Items from a data source:
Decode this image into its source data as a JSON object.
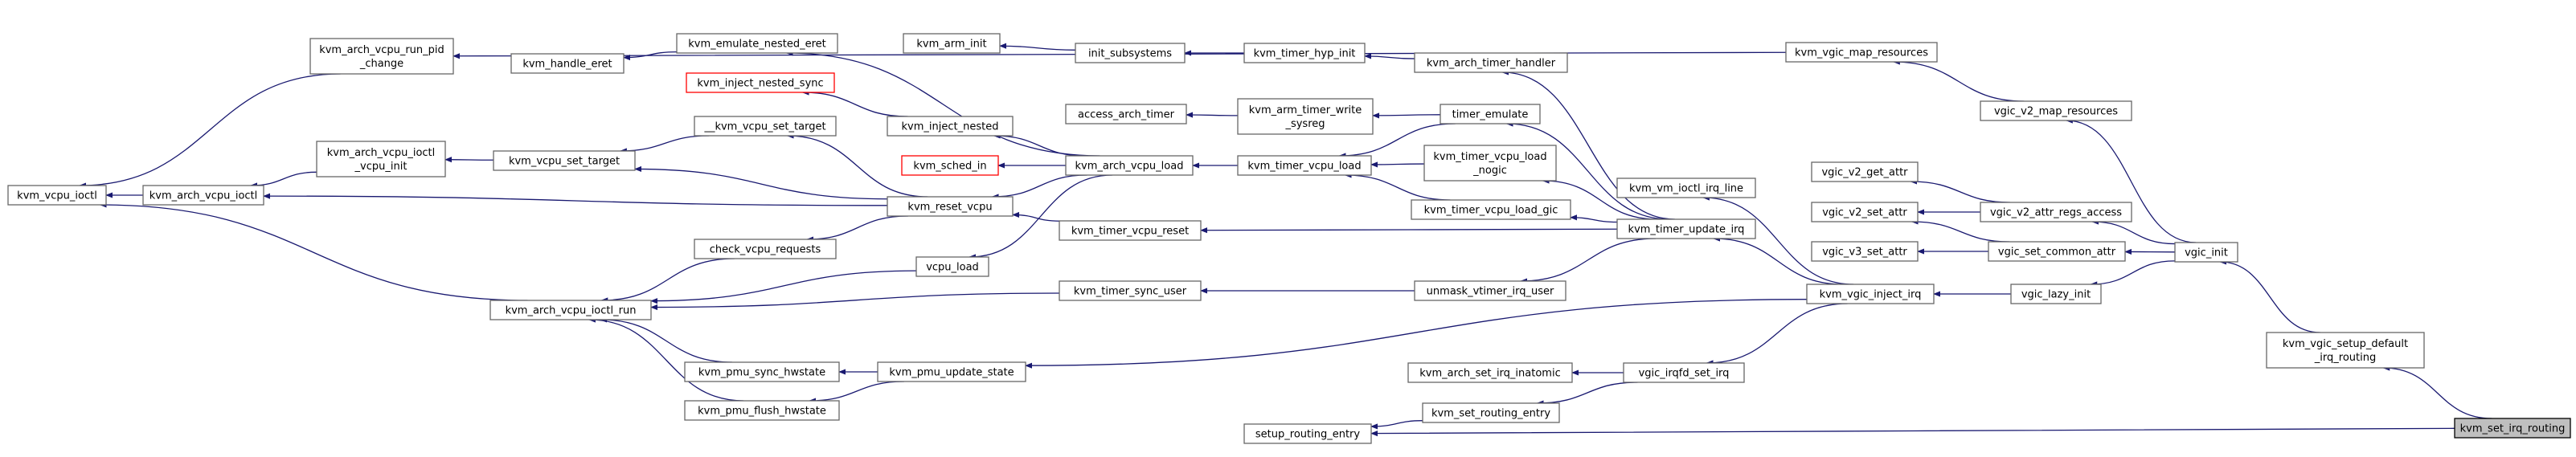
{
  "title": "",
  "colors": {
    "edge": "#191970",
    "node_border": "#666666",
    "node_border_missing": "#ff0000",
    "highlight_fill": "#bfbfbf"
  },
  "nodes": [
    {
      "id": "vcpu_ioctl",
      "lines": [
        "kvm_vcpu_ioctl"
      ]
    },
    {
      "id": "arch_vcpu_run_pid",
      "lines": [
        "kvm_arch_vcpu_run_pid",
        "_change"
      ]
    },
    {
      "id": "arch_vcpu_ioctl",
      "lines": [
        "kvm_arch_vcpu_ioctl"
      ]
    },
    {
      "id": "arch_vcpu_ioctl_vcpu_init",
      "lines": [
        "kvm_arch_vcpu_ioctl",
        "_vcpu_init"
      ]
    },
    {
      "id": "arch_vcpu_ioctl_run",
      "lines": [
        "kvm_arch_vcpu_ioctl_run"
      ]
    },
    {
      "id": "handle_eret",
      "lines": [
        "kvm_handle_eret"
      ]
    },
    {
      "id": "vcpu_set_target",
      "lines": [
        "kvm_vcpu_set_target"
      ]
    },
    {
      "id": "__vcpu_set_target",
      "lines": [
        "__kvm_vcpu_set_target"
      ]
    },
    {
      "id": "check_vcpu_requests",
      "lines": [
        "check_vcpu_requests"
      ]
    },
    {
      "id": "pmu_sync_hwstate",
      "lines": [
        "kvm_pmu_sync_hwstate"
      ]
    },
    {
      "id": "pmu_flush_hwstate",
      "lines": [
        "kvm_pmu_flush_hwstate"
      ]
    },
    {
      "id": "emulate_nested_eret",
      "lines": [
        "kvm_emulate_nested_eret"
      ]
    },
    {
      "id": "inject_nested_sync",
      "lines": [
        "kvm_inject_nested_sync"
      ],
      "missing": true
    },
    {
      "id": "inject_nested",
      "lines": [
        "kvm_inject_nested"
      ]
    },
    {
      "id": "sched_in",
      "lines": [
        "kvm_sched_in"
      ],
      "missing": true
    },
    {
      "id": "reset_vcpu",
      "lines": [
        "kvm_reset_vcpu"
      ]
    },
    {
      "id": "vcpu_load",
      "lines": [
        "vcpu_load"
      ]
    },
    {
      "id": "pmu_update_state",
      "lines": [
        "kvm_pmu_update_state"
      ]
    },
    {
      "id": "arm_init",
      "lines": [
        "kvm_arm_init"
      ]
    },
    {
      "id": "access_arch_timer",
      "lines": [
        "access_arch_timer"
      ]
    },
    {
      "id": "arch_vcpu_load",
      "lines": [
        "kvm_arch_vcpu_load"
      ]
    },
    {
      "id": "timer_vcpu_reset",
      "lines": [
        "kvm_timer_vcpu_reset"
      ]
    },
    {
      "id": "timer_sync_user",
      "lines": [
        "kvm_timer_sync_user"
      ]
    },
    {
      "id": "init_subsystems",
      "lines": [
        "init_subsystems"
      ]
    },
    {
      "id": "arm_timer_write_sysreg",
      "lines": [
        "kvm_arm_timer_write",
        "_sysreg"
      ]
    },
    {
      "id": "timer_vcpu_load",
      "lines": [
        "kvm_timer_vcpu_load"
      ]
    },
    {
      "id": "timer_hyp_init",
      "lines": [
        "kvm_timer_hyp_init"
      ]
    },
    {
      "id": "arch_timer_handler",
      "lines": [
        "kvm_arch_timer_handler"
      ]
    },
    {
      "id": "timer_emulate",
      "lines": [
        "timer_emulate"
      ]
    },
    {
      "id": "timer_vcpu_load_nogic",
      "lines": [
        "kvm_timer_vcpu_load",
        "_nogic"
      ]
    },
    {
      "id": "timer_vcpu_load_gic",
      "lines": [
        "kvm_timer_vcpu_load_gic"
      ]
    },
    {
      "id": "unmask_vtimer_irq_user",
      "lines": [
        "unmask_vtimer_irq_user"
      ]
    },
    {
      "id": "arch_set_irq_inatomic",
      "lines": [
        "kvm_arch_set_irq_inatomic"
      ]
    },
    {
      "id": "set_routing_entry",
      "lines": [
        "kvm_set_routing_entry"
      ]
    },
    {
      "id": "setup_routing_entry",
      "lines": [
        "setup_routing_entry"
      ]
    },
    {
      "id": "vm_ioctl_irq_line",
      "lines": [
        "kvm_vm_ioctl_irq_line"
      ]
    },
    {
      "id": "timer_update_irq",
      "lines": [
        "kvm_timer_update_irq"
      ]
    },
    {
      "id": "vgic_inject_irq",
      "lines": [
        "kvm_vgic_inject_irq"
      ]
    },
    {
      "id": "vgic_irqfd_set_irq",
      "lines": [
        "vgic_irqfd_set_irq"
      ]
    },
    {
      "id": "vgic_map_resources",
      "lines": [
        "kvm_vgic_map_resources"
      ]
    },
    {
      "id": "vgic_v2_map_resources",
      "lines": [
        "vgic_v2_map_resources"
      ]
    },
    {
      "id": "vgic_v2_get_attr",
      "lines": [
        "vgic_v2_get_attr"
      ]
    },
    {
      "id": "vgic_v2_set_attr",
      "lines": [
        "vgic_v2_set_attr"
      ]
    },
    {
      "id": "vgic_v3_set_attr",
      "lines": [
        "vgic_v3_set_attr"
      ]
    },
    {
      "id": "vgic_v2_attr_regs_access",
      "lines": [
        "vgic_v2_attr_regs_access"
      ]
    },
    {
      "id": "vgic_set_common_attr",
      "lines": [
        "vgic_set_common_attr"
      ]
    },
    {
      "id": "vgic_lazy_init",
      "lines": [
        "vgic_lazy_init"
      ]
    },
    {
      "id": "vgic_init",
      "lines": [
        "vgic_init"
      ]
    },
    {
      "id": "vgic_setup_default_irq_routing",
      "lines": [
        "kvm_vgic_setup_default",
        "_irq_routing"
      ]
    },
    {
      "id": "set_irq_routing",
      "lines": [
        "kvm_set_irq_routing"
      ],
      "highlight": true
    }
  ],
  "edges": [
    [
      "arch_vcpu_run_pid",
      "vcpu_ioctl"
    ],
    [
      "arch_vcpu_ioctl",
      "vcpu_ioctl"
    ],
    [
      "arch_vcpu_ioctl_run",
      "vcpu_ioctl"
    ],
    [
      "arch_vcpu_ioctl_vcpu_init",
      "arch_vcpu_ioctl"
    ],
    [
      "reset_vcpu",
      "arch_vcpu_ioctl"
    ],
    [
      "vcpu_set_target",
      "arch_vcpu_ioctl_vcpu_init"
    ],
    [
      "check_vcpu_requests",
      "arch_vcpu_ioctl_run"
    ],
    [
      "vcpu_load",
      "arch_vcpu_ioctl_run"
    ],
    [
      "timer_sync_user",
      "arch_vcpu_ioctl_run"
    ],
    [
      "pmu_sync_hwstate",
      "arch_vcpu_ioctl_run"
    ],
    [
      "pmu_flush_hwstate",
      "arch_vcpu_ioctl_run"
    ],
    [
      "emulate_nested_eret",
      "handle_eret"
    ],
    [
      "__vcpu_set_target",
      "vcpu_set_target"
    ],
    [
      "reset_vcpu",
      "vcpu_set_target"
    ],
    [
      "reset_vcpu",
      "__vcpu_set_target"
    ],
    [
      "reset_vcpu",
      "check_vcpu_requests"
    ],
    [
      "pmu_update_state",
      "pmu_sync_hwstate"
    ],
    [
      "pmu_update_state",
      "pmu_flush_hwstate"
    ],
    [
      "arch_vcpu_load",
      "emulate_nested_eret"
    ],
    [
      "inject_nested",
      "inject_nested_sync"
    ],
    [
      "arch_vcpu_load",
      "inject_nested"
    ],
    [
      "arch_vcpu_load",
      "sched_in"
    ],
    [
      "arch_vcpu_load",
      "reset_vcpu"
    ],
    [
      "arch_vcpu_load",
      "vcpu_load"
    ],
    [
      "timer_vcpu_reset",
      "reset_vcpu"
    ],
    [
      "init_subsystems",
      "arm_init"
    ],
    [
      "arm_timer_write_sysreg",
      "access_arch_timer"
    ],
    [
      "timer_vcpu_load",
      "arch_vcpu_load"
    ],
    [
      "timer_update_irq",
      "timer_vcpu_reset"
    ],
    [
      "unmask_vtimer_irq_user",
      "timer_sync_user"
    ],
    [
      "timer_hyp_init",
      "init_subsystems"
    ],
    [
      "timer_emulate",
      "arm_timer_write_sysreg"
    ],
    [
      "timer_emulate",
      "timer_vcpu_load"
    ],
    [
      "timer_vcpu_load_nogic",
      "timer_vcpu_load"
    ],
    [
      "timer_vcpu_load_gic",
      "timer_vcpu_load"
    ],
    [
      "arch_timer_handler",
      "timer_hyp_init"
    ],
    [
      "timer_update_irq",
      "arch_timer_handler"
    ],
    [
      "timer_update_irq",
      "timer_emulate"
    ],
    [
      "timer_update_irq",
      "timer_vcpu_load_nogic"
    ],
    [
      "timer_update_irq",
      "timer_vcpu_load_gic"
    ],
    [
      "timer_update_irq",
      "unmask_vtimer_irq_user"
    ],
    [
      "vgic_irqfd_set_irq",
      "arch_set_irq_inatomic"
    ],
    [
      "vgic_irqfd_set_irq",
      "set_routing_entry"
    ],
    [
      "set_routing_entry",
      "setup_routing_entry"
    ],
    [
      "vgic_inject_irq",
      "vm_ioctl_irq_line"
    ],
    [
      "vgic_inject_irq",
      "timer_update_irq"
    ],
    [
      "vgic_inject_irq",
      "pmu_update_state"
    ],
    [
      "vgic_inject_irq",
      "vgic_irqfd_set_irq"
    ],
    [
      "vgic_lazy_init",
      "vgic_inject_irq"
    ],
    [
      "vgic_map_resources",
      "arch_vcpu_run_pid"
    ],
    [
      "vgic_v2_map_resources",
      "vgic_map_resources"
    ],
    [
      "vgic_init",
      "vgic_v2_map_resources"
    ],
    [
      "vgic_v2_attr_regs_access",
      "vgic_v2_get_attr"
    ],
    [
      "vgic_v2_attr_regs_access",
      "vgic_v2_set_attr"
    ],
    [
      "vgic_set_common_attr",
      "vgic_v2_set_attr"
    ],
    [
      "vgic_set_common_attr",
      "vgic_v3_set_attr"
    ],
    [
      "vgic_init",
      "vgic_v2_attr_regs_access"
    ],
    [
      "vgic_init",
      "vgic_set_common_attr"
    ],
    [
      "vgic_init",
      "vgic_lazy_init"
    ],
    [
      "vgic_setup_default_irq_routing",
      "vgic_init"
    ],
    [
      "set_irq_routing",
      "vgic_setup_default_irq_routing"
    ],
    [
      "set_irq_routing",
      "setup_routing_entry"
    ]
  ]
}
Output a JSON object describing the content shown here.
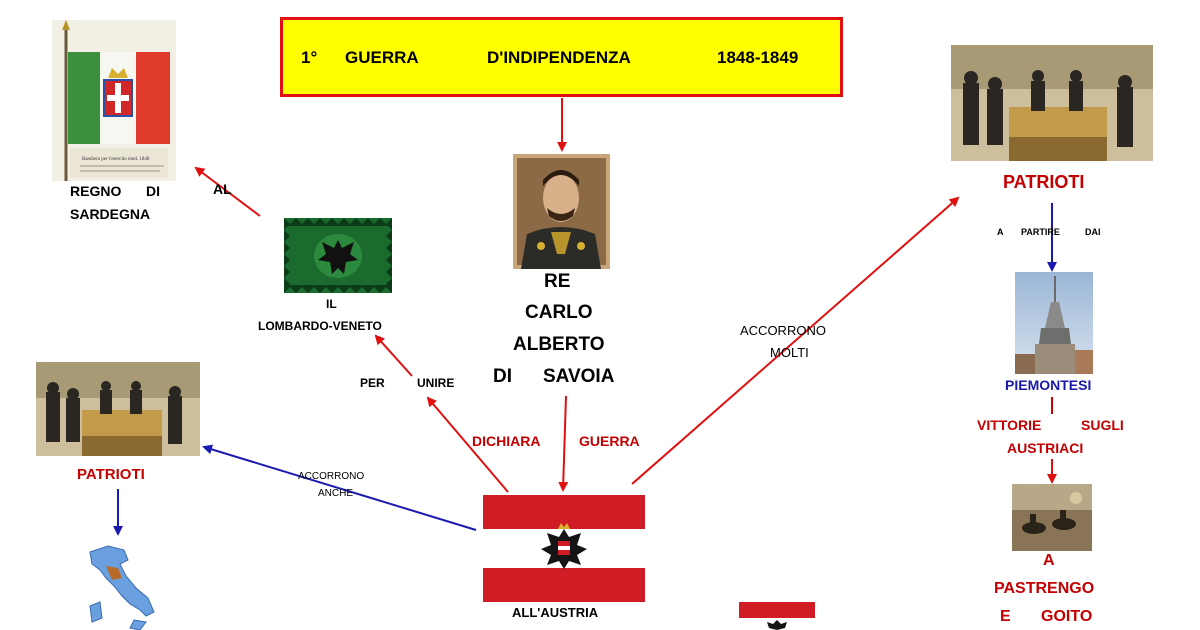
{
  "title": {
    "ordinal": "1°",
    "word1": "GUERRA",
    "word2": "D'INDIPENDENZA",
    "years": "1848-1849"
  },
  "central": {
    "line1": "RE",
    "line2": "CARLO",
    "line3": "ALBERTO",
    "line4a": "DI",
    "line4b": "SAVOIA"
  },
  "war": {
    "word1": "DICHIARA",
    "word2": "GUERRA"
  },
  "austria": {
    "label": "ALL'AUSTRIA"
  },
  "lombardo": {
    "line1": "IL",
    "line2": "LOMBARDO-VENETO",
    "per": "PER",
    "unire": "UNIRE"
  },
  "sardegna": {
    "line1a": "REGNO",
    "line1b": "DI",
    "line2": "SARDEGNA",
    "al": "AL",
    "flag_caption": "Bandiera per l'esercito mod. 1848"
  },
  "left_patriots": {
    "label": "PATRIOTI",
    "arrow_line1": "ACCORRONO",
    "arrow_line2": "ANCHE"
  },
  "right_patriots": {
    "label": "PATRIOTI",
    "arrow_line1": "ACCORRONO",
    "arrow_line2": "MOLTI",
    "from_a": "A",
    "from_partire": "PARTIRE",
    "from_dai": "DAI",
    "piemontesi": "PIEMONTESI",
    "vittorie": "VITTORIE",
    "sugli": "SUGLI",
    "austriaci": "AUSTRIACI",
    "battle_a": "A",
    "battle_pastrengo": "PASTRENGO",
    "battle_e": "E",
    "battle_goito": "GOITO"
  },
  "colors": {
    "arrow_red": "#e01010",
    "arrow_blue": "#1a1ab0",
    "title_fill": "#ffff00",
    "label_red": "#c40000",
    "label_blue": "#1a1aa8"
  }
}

Written request:
Omit the pictures and retype exactly the lines from the one with "Output a JSON" through the final line, both ends included.

Answer in full:
Output a JSON object describing the content shown here.
{
  "title": {
    "ordinal": "1°",
    "word1": "GUERRA",
    "word2": "D'INDIPENDENZA",
    "years": "1848-1849"
  },
  "central": {
    "line1": "RE",
    "line2": "CARLO",
    "line3": "ALBERTO",
    "line4a": "DI",
    "line4b": "SAVOIA"
  },
  "war": {
    "word1": "DICHIARA",
    "word2": "GUERRA"
  },
  "austria": {
    "label": "ALL'AUSTRIA"
  },
  "lombardo": {
    "line1": "IL",
    "line2": "LOMBARDO-VENETO",
    "per": "PER",
    "unire": "UNIRE"
  },
  "sardegna": {
    "line1a": "REGNO",
    "line1b": "DI",
    "line2": "SARDEGNA",
    "al": "AL",
    "flag_caption": "Bandiera per l'esercito mod. 1848"
  },
  "left_patriots": {
    "label": "PATRIOTI",
    "arrow_line1": "ACCORRONO",
    "arrow_line2": "ANCHE"
  },
  "right_patriots": {
    "label": "PATRIOTI",
    "arrow_line1": "ACCORRONO",
    "arrow_line2": "MOLTI",
    "from_a": "A",
    "from_partire": "PARTIRE",
    "from_dai": "DAI",
    "piemontesi": "PIEMONTESI",
    "vittorie": "VITTORIE",
    "sugli": "SUGLI",
    "austriaci": "AUSTRIACI",
    "battle_a": "A",
    "battle_pastrengo": "PASTRENGO",
    "battle_e": "E",
    "battle_goito": "GOITO"
  },
  "colors": {
    "arrow_red": "#e01010",
    "arrow_blue": "#1a1ab0",
    "title_fill": "#ffff00",
    "label_red": "#c40000",
    "label_blue": "#1a1aa8"
  }
}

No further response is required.